- _Short exercise_: Restate every line of the material, word for word.

** Start **

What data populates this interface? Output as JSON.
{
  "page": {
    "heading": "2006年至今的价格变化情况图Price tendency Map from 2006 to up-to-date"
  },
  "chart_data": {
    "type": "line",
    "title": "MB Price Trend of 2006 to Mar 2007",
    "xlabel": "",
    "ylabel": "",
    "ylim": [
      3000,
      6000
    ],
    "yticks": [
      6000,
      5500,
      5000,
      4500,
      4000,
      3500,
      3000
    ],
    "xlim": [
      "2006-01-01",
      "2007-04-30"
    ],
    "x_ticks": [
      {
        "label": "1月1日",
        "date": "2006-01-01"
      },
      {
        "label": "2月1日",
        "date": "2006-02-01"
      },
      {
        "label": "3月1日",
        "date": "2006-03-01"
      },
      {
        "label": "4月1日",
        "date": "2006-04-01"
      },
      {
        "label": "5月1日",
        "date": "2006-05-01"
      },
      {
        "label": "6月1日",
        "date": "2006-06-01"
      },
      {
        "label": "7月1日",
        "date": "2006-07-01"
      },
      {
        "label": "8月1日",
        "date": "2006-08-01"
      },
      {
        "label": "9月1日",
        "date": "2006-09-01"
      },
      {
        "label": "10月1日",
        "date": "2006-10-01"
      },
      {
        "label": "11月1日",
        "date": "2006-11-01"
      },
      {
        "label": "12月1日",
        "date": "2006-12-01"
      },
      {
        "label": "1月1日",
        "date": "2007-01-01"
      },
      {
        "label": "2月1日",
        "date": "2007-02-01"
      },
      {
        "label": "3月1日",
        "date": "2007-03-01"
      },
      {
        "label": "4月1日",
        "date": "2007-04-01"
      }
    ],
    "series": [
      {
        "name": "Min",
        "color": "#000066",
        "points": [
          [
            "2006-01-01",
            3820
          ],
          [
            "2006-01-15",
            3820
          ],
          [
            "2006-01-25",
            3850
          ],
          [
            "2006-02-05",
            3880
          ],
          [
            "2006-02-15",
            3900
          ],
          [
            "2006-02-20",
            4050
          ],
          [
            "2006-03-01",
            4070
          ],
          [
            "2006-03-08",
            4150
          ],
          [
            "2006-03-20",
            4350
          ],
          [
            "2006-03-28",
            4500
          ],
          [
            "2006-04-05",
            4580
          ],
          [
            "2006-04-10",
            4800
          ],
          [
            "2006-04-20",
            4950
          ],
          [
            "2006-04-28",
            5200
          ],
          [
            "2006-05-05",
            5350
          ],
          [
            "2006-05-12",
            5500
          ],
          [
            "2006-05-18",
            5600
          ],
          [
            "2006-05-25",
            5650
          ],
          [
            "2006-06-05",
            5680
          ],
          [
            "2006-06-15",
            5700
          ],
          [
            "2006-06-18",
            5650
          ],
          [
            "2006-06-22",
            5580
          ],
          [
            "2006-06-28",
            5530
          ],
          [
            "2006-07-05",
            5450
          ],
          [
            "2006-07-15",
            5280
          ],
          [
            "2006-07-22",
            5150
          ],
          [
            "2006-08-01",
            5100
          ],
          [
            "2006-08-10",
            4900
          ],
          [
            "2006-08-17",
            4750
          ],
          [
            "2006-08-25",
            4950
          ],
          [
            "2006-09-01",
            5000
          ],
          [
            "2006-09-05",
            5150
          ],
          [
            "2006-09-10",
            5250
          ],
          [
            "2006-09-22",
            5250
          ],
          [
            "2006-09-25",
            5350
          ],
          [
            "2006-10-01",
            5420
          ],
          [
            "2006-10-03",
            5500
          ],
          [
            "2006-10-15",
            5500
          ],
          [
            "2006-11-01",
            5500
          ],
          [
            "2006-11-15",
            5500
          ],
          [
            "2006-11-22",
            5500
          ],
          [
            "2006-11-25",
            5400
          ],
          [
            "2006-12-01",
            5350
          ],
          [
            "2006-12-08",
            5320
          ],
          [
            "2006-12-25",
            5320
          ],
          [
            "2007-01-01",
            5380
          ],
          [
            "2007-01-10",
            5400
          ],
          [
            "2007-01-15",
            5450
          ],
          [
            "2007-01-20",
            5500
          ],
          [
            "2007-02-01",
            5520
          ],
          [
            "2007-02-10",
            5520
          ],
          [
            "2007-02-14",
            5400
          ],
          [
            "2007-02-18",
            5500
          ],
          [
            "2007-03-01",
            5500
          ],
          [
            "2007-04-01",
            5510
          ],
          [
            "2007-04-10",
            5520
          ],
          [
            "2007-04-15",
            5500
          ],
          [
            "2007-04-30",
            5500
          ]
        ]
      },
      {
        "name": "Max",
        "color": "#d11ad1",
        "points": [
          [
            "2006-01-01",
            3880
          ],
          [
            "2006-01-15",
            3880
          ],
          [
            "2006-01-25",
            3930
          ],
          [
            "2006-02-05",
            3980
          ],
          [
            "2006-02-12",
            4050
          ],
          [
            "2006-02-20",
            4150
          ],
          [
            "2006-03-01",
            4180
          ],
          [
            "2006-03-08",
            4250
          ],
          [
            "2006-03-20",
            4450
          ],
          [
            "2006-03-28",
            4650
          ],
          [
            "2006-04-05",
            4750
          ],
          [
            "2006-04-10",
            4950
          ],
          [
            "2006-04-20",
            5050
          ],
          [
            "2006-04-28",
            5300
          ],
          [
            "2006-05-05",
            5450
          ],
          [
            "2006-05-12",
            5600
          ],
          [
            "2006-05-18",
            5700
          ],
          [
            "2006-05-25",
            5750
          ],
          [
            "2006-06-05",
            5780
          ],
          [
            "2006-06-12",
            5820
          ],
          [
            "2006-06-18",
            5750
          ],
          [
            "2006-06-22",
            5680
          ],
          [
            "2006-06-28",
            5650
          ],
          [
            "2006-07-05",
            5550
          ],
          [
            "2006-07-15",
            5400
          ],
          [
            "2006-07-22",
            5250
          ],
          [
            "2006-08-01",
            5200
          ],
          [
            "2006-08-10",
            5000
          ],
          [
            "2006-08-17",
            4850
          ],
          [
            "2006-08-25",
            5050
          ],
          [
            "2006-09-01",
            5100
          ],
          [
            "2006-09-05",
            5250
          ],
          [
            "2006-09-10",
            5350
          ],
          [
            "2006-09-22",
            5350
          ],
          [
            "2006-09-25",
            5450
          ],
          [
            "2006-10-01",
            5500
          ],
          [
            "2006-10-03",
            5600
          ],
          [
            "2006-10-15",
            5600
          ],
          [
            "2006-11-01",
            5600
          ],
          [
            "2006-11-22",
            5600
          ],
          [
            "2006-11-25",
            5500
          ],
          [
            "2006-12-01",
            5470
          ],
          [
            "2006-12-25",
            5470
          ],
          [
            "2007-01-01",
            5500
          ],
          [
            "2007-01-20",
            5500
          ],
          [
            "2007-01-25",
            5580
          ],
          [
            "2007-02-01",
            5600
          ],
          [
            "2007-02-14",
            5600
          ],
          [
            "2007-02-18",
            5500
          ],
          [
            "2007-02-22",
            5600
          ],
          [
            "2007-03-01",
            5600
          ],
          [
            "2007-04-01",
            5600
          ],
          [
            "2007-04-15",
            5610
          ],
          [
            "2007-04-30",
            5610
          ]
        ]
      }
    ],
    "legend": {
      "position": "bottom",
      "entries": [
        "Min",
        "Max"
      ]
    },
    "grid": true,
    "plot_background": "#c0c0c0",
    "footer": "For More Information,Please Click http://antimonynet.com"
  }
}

** End **

- _Written solution_:
What data populates this interface? Output as JSON.
{
  "page": {
    "heading": "2006年至今的价格变化情况图Price tendency Map from 2006 to up-to-date"
  },
  "chart_data": {
    "type": "line",
    "title": "MB Price Trend of 2006 to Mar 2007",
    "xlabel": "",
    "ylabel": "",
    "ylim": [
      3000,
      6000
    ],
    "yticks": [
      6000,
      5500,
      5000,
      4500,
      4000,
      3500,
      3000
    ],
    "xlim": [
      "2006-01-01",
      "2007-04-30"
    ],
    "x_ticks": [
      {
        "label": "1月1日",
        "date": "2006-01-01"
      },
      {
        "label": "2月1日",
        "date": "2006-02-01"
      },
      {
        "label": "3月1日",
        "date": "2006-03-01"
      },
      {
        "label": "4月1日",
        "date": "2006-04-01"
      },
      {
        "label": "5月1日",
        "date": "2006-05-01"
      },
      {
        "label": "6月1日",
        "date": "2006-06-01"
      },
      {
        "label": "7月1日",
        "date": "2006-07-01"
      },
      {
        "label": "8月1日",
        "date": "2006-08-01"
      },
      {
        "label": "9月1日",
        "date": "2006-09-01"
      },
      {
        "label": "10月1日",
        "date": "2006-10-01"
      },
      {
        "label": "11月1日",
        "date": "2006-11-01"
      },
      {
        "label": "12月1日",
        "date": "2006-12-01"
      },
      {
        "label": "1月1日",
        "date": "2007-01-01"
      },
      {
        "label": "2月1日",
        "date": "2007-02-01"
      },
      {
        "label": "3月1日",
        "date": "2007-03-01"
      },
      {
        "label": "4月1日",
        "date": "2007-04-01"
      }
    ],
    "series": [
      {
        "name": "Min",
        "color": "#000066",
        "points": [
          [
            "2006-01-01",
            3820
          ],
          [
            "2006-01-15",
            3820
          ],
          [
            "2006-01-25",
            3850
          ],
          [
            "2006-02-05",
            3880
          ],
          [
            "2006-02-15",
            3900
          ],
          [
            "2006-02-20",
            4050
          ],
          [
            "2006-03-01",
            4070
          ],
          [
            "2006-03-08",
            4150
          ],
          [
            "2006-03-20",
            4350
          ],
          [
            "2006-03-28",
            4500
          ],
          [
            "2006-04-05",
            4580
          ],
          [
            "2006-04-10",
            4800
          ],
          [
            "2006-04-20",
            4950
          ],
          [
            "2006-04-28",
            5200
          ],
          [
            "2006-05-05",
            5350
          ],
          [
            "2006-05-12",
            5500
          ],
          [
            "2006-05-18",
            5600
          ],
          [
            "2006-05-25",
            5650
          ],
          [
            "2006-06-05",
            5680
          ],
          [
            "2006-06-15",
            5700
          ],
          [
            "2006-06-18",
            5650
          ],
          [
            "2006-06-22",
            5580
          ],
          [
            "2006-06-28",
            5530
          ],
          [
            "2006-07-05",
            5450
          ],
          [
            "2006-07-15",
            5280
          ],
          [
            "2006-07-22",
            5150
          ],
          [
            "2006-08-01",
            5100
          ],
          [
            "2006-08-10",
            4900
          ],
          [
            "2006-08-17",
            4750
          ],
          [
            "2006-08-25",
            4950
          ],
          [
            "2006-09-01",
            5000
          ],
          [
            "2006-09-05",
            5150
          ],
          [
            "2006-09-10",
            5250
          ],
          [
            "2006-09-22",
            5250
          ],
          [
            "2006-09-25",
            5350
          ],
          [
            "2006-10-01",
            5420
          ],
          [
            "2006-10-03",
            5500
          ],
          [
            "2006-10-15",
            5500
          ],
          [
            "2006-11-01",
            5500
          ],
          [
            "2006-11-15",
            5500
          ],
          [
            "2006-11-22",
            5500
          ],
          [
            "2006-11-25",
            5400
          ],
          [
            "2006-12-01",
            5350
          ],
          [
            "2006-12-08",
            5320
          ],
          [
            "2006-12-25",
            5320
          ],
          [
            "2007-01-01",
            5380
          ],
          [
            "2007-01-10",
            5400
          ],
          [
            "2007-01-15",
            5450
          ],
          [
            "2007-01-20",
            5500
          ],
          [
            "2007-02-01",
            5520
          ],
          [
            "2007-02-10",
            5520
          ],
          [
            "2007-02-14",
            5400
          ],
          [
            "2007-02-18",
            5500
          ],
          [
            "2007-03-01",
            5500
          ],
          [
            "2007-04-01",
            5510
          ],
          [
            "2007-04-10",
            5520
          ],
          [
            "2007-04-15",
            5500
          ],
          [
            "2007-04-30",
            5500
          ]
        ]
      },
      {
        "name": "Max",
        "color": "#d11ad1",
        "points": [
          [
            "2006-01-01",
            3880
          ],
          [
            "2006-01-15",
            3880
          ],
          [
            "2006-01-25",
            3930
          ],
          [
            "2006-02-05",
            3980
          ],
          [
            "2006-02-12",
            4050
          ],
          [
            "2006-02-20",
            4150
          ],
          [
            "2006-03-01",
            4180
          ],
          [
            "2006-03-08",
            4250
          ],
          [
            "2006-03-20",
            4450
          ],
          [
            "2006-03-28",
            4650
          ],
          [
            "2006-04-05",
            4750
          ],
          [
            "2006-04-10",
            4950
          ],
          [
            "2006-04-20",
            5050
          ],
          [
            "2006-04-28",
            5300
          ],
          [
            "2006-05-05",
            5450
          ],
          [
            "2006-05-12",
            5600
          ],
          [
            "2006-05-18",
            5700
          ],
          [
            "2006-05-25",
            5750
          ],
          [
            "2006-06-05",
            5780
          ],
          [
            "2006-06-12",
            5820
          ],
          [
            "2006-06-18",
            5750
          ],
          [
            "2006-06-22",
            5680
          ],
          [
            "2006-06-28",
            5650
          ],
          [
            "2006-07-05",
            5550
          ],
          [
            "2006-07-15",
            5400
          ],
          [
            "2006-07-22",
            5250
          ],
          [
            "2006-08-01",
            5200
          ],
          [
            "2006-08-10",
            5000
          ],
          [
            "2006-08-17",
            4850
          ],
          [
            "2006-08-25",
            5050
          ],
          [
            "2006-09-01",
            5100
          ],
          [
            "2006-09-05",
            5250
          ],
          [
            "2006-09-10",
            5350
          ],
          [
            "2006-09-22",
            5350
          ],
          [
            "2006-09-25",
            5450
          ],
          [
            "2006-10-01",
            5500
          ],
          [
            "2006-10-03",
            5600
          ],
          [
            "2006-10-15",
            5600
          ],
          [
            "2006-11-01",
            5600
          ],
          [
            "2006-11-22",
            5600
          ],
          [
            "2006-11-25",
            5500
          ],
          [
            "2006-12-01",
            5470
          ],
          [
            "2006-12-25",
            5470
          ],
          [
            "2007-01-01",
            5500
          ],
          [
            "2007-01-20",
            5500
          ],
          [
            "2007-01-25",
            5580
          ],
          [
            "2007-02-01",
            5600
          ],
          [
            "2007-02-14",
            5600
          ],
          [
            "2007-02-18",
            5500
          ],
          [
            "2007-02-22",
            5600
          ],
          [
            "2007-03-01",
            5600
          ],
          [
            "2007-04-01",
            5600
          ],
          [
            "2007-04-15",
            5610
          ],
          [
            "2007-04-30",
            5610
          ]
        ]
      }
    ],
    "legend": {
      "position": "bottom",
      "entries": [
        "Min",
        "Max"
      ]
    },
    "grid": true,
    "plot_background": "#c0c0c0",
    "footer": "For More Information,Please Click http://antimonynet.com"
  }
}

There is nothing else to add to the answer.